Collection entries
>> Begin
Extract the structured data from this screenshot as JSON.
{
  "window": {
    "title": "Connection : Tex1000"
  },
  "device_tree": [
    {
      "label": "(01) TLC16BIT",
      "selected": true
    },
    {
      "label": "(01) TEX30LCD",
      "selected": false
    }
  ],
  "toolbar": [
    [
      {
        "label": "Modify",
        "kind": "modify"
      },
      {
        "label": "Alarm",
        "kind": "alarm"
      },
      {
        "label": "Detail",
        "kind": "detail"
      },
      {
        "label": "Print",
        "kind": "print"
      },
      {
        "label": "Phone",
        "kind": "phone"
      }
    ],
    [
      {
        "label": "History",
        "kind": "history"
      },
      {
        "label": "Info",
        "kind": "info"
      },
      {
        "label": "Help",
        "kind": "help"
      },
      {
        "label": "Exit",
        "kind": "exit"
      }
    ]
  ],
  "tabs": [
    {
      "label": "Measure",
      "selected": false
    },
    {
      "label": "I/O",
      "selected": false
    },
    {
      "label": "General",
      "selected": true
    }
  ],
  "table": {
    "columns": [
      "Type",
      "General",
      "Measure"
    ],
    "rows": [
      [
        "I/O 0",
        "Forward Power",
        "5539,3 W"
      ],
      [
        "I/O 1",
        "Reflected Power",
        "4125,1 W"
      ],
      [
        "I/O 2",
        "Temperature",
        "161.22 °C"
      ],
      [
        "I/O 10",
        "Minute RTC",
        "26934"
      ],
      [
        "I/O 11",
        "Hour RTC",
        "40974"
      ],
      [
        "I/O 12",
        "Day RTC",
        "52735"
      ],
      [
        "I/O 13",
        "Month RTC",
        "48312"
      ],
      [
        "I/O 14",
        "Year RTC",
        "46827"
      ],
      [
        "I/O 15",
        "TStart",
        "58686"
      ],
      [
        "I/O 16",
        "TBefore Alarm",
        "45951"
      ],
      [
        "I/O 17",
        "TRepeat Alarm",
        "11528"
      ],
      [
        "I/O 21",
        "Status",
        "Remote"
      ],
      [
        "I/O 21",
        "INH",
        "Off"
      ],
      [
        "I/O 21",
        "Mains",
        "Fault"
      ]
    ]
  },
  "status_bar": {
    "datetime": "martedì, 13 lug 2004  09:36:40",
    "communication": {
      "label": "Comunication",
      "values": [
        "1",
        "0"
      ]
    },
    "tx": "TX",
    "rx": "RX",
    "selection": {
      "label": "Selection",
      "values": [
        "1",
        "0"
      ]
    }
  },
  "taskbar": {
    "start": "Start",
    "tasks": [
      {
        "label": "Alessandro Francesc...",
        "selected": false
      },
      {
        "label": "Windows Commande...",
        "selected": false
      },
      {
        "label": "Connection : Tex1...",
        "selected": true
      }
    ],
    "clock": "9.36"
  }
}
>> End
• [AIM]:
Please reproduce all of the entries exactly as they stand.

• [THE COMPLETED TASK]:
Extract the structured data from this screenshot as JSON.
{
  "window": {
    "title": "Connection : Tex1000"
  },
  "device_tree": [
    {
      "label": "(01) TLC16BIT",
      "selected": true
    },
    {
      "label": "(01) TEX30LCD",
      "selected": false
    }
  ],
  "toolbar": [
    [
      {
        "label": "Modify",
        "kind": "modify"
      },
      {
        "label": "Alarm",
        "kind": "alarm"
      },
      {
        "label": "Detail",
        "kind": "detail"
      },
      {
        "label": "Print",
        "kind": "print"
      },
      {
        "label": "Phone",
        "kind": "phone"
      }
    ],
    [
      {
        "label": "History",
        "kind": "history"
      },
      {
        "label": "Info",
        "kind": "info"
      },
      {
        "label": "Help",
        "kind": "help"
      },
      {
        "label": "Exit",
        "kind": "exit"
      }
    ]
  ],
  "tabs": [
    {
      "label": "Measure",
      "selected": false
    },
    {
      "label": "I/O",
      "selected": false
    },
    {
      "label": "General",
      "selected": true
    }
  ],
  "table": {
    "columns": [
      "Type",
      "General",
      "Measure"
    ],
    "rows": [
      [
        "I/O 0",
        "Forward Power",
        "5539,3 W"
      ],
      [
        "I/O 1",
        "Reflected Power",
        "4125,1 W"
      ],
      [
        "I/O 2",
        "Temperature",
        "161.22 °C"
      ],
      [
        "I/O 10",
        "Minute RTC",
        "26934"
      ],
      [
        "I/O 11",
        "Hour RTC",
        "40974"
      ],
      [
        "I/O 12",
        "Day RTC",
        "52735"
      ],
      [
        "I/O 13",
        "Month RTC",
        "48312"
      ],
      [
        "I/O 14",
        "Year RTC",
        "46827"
      ],
      [
        "I/O 15",
        "TStart",
        "58686"
      ],
      [
        "I/O 16",
        "TBefore Alarm",
        "45951"
      ],
      [
        "I/O 17",
        "TRepeat Alarm",
        "11528"
      ],
      [
        "I/O 21",
        "Status",
        "Remote"
      ],
      [
        "I/O 21",
        "INH",
        "Off"
      ],
      [
        "I/O 21",
        "Mains",
        "Fault"
      ]
    ]
  },
  "status_bar": {
    "datetime": "martedì, 13 lug 2004  09:36:40",
    "communication": {
      "label": "Comunication",
      "values": [
        "1",
        "0"
      ]
    },
    "tx": "TX",
    "rx": "RX",
    "selection": {
      "label": "Selection",
      "values": [
        "1",
        "0"
      ]
    }
  },
  "taskbar": {
    "start": "Start",
    "tasks": [
      {
        "label": "Alessandro Francesc...",
        "selected": false
      },
      {
        "label": "Windows Commande...",
        "selected": false
      },
      {
        "label": "Connection : Tex1...",
        "selected": true
      }
    ],
    "clock": "9.36"
  }
}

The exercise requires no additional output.